Your task →
Gather up all lines that carry the word "Weekly".

Material to process →
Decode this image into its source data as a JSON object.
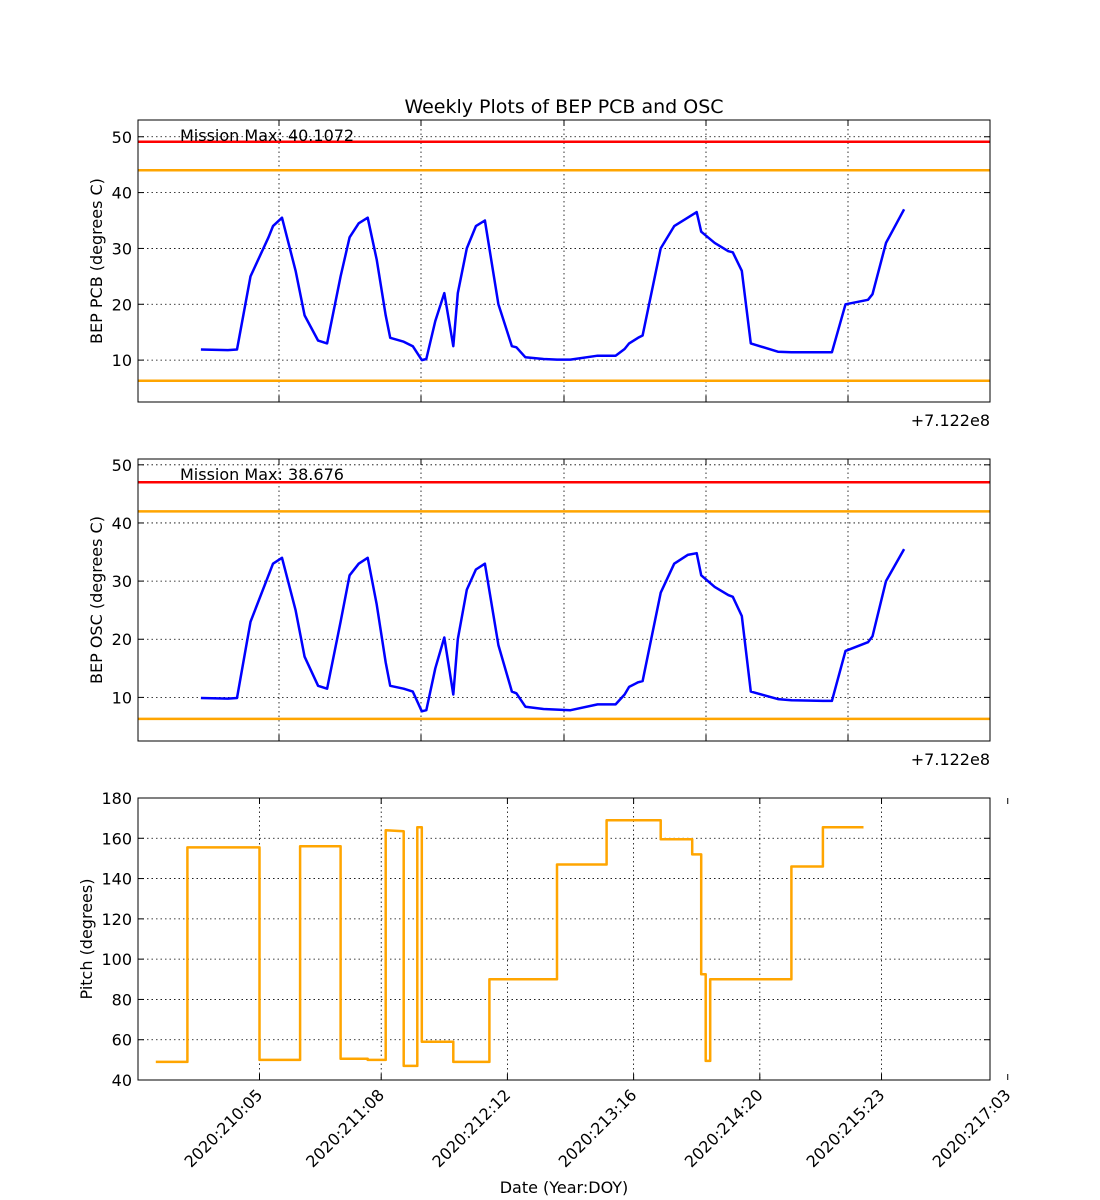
{
  "figure_title": "Weekly Plots of BEP PCB and OSC",
  "colors": {
    "data": "#0000ff",
    "red_limit": "#ff0000",
    "yellow_limit": "#ffa500",
    "pitch": "#ffa500",
    "grid": "#000000"
  },
  "chart_data": [
    {
      "type": "line",
      "title": "Weekly Plots of BEP PCB and OSC",
      "ylabel": "BEP PCB (degrees C)",
      "xlabel": "",
      "offset_label": "+7.122e8",
      "annotation": "Mission Max: 40.1072",
      "ylim": [
        2.5,
        53
      ],
      "yticks": [
        10,
        20,
        30,
        40,
        50
      ],
      "grid": true,
      "limit_lines": [
        {
          "level": "red",
          "value": 49.1
        },
        {
          "level": "yellow",
          "value": 44.0
        },
        {
          "level": "yellow",
          "value": 6.3
        }
      ],
      "series": [
        {
          "x": [
            "2020:209:16",
            "2020:209:22",
            "2020:210:00",
            "2020:210:03",
            "2020:210:07",
            "2020:210:08",
            "2020:210:10",
            "2020:210:13",
            "2020:210:15",
            "2020:210:18",
            "2020:210:20",
            "2020:210:23",
            "2020:211:01",
            "2020:211:03",
            "2020:211:05",
            "2020:211:07",
            "2020:211:09",
            "2020:211:10",
            "2020:211:13",
            "2020:211:15",
            "2020:211:17",
            "2020:211:18",
            "2020:211:20",
            "2020:211:22",
            "2020:212:00",
            "2020:212:01",
            "2020:212:03",
            "2020:212:05",
            "2020:212:07",
            "2020:212:10",
            "2020:212:13",
            "2020:212:14",
            "2020:212:16",
            "2020:212:20",
            "2020:212:23",
            "2020:213:02",
            "2020:213:08",
            "2020:213:12",
            "2020:213:14",
            "2020:213:15",
            "2020:213:17",
            "2020:213:18",
            "2020:213:22",
            "2020:214:01",
            "2020:214:04",
            "2020:214:06",
            "2020:214:07",
            "2020:214:10",
            "2020:214:13",
            "2020:214:14",
            "2020:214:16",
            "2020:214:18",
            "2020:215:00",
            "2020:215:03",
            "2020:215:10",
            "2020:215:12",
            "2020:215:15",
            "2020:215:20",
            "2020:215:21",
            "2020:216:00",
            "2020:216:04"
          ],
          "values": [
            11.9,
            11.8,
            11.9,
            25,
            32,
            34,
            35.5,
            26,
            18,
            13.5,
            13,
            25,
            32,
            34.5,
            35.5,
            28,
            18,
            14,
            13.3,
            12.5,
            10,
            10.2,
            17,
            22,
            12.5,
            22,
            30,
            34,
            35,
            20,
            12.5,
            12.3,
            10.5,
            10.2,
            10.1,
            10.1,
            10.8,
            10.8,
            12,
            13,
            14,
            14.4,
            30,
            34,
            35.5,
            36.5,
            33,
            31,
            29.5,
            29.3,
            26,
            13,
            11.5,
            11.4,
            11.4,
            11.4,
            20,
            20.8,
            21.8,
            31,
            37
          ]
        }
      ]
    },
    {
      "type": "line",
      "title": "",
      "ylabel": "BEP OSC (degrees C)",
      "xlabel": "",
      "offset_label": "+7.122e8",
      "annotation": "Mission Max: 38.676",
      "ylim": [
        2.5,
        51
      ],
      "yticks": [
        10,
        20,
        30,
        40,
        50
      ],
      "grid": true,
      "limit_lines": [
        {
          "level": "red",
          "value": 47.0
        },
        {
          "level": "yellow",
          "value": 42.0
        },
        {
          "level": "yellow",
          "value": 6.3
        }
      ],
      "series": [
        {
          "x": [
            "2020:209:16",
            "2020:209:22",
            "2020:210:00",
            "2020:210:03",
            "2020:210:07",
            "2020:210:08",
            "2020:210:10",
            "2020:210:13",
            "2020:210:15",
            "2020:210:18",
            "2020:210:20",
            "2020:210:23",
            "2020:211:01",
            "2020:211:03",
            "2020:211:05",
            "2020:211:07",
            "2020:211:09",
            "2020:211:10",
            "2020:211:13",
            "2020:211:15",
            "2020:211:17",
            "2020:211:18",
            "2020:211:20",
            "2020:211:22",
            "2020:212:00",
            "2020:212:01",
            "2020:212:03",
            "2020:212:05",
            "2020:212:07",
            "2020:212:10",
            "2020:212:13",
            "2020:212:14",
            "2020:212:16",
            "2020:212:20",
            "2020:212:23",
            "2020:213:02",
            "2020:213:08",
            "2020:213:12",
            "2020:213:14",
            "2020:213:15",
            "2020:213:17",
            "2020:213:18",
            "2020:213:22",
            "2020:214:01",
            "2020:214:04",
            "2020:214:06",
            "2020:214:07",
            "2020:214:10",
            "2020:214:13",
            "2020:214:14",
            "2020:214:16",
            "2020:214:18",
            "2020:215:00",
            "2020:215:03",
            "2020:215:10",
            "2020:215:12",
            "2020:215:15",
            "2020:215:20",
            "2020:215:21",
            "2020:216:00",
            "2020:216:04"
          ],
          "values": [
            9.9,
            9.8,
            9.9,
            23,
            31,
            33,
            34,
            25,
            17,
            12,
            11.5,
            23,
            31,
            33,
            34,
            26,
            16,
            12,
            11.5,
            11,
            7.6,
            7.8,
            15,
            20.3,
            10.5,
            20,
            28.5,
            32,
            33,
            19,
            11,
            10.7,
            8.4,
            8.0,
            7.9,
            7.8,
            8.8,
            8.8,
            10.5,
            11.8,
            12.6,
            12.8,
            28,
            33,
            34.5,
            34.8,
            31,
            29,
            27.6,
            27.3,
            24,
            11,
            9.7,
            9.5,
            9.4,
            9.4,
            18,
            19.5,
            20.5,
            30,
            35.5
          ]
        }
      ]
    },
    {
      "type": "line",
      "title": "",
      "ylabel": "Pitch (degrees)",
      "xlabel": "Date (Year:DOY)",
      "ylim": [
        40,
        180
      ],
      "yticks": [
        40,
        60,
        80,
        100,
        120,
        140,
        160,
        180
      ],
      "xtick_labels": [
        "2020:210:05",
        "2020:211:08",
        "2020:212:12",
        "2020:213:16",
        "2020:214:20",
        "2020:215:23",
        "2020:217:03"
      ],
      "grid": true,
      "series": [
        {
          "x": [
            "2020:209:06",
            "2020:209:13",
            "2020:209:13",
            "2020:210:05",
            "2020:210:05",
            "2020:210:14",
            "2020:210:14",
            "2020:210:23",
            "2020:210:23",
            "2020:211:05",
            "2020:211:05",
            "2020:211:09",
            "2020:211:09",
            "2020:211:13",
            "2020:211:13",
            "2020:211:16",
            "2020:211:16",
            "2020:211:17",
            "2020:211:17",
            "2020:212:00",
            "2020:212:00",
            "2020:212:08",
            "2020:212:08",
            "2020:212:23",
            "2020:212:23",
            "2020:213:10",
            "2020:213:10",
            "2020:213:22",
            "2020:213:22",
            "2020:214:05",
            "2020:214:05",
            "2020:214:07",
            "2020:214:07",
            "2020:214:08",
            "2020:214:08",
            "2020:214:09",
            "2020:214:09",
            "2020:215:03",
            "2020:215:03",
            "2020:215:10",
            "2020:215:10",
            "2020:215:19"
          ],
          "values": [
            49,
            49,
            155.5,
            155.5,
            50,
            50,
            156,
            156,
            50.5,
            50.5,
            50,
            50,
            164,
            163.5,
            47,
            47,
            165.5,
            165.5,
            59,
            59,
            49,
            49,
            90,
            90,
            147,
            147,
            169,
            169,
            159.5,
            159.5,
            152,
            152,
            92.5,
            92.5,
            49.5,
            49.5,
            90,
            90,
            146,
            146,
            165.5,
            165.5
          ]
        }
      ]
    }
  ]
}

Solution →
  "figure_title": "Weekly Plots of BEP PCB and OSC",
      "title": "Weekly Plots of BEP PCB and OSC",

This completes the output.